*Exercise instructions*
Copy, from the entries below, each line where the word "label" can be found.

Stored records:
=======

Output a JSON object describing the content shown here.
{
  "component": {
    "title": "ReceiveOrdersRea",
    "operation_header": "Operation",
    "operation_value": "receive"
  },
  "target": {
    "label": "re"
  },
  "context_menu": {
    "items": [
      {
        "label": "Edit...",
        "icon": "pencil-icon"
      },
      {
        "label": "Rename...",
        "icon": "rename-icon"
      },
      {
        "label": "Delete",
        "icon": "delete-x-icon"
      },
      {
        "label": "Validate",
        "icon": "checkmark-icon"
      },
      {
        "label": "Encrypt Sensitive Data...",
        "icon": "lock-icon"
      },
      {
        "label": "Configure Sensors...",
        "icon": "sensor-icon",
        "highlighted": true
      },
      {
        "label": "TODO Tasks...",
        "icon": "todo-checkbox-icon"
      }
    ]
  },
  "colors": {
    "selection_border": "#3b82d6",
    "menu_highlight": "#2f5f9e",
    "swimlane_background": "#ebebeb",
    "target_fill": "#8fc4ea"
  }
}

=======

*Response to this exercise*
    "label": "re"
        "label": "Edit...",
        "label": "Rename...",
        "label": "Delete",
        "label": "Validate",
        "label": "Encrypt Sensitive Data...",
        "label": "Configure Sensors...",
        "label": "TODO Tasks...",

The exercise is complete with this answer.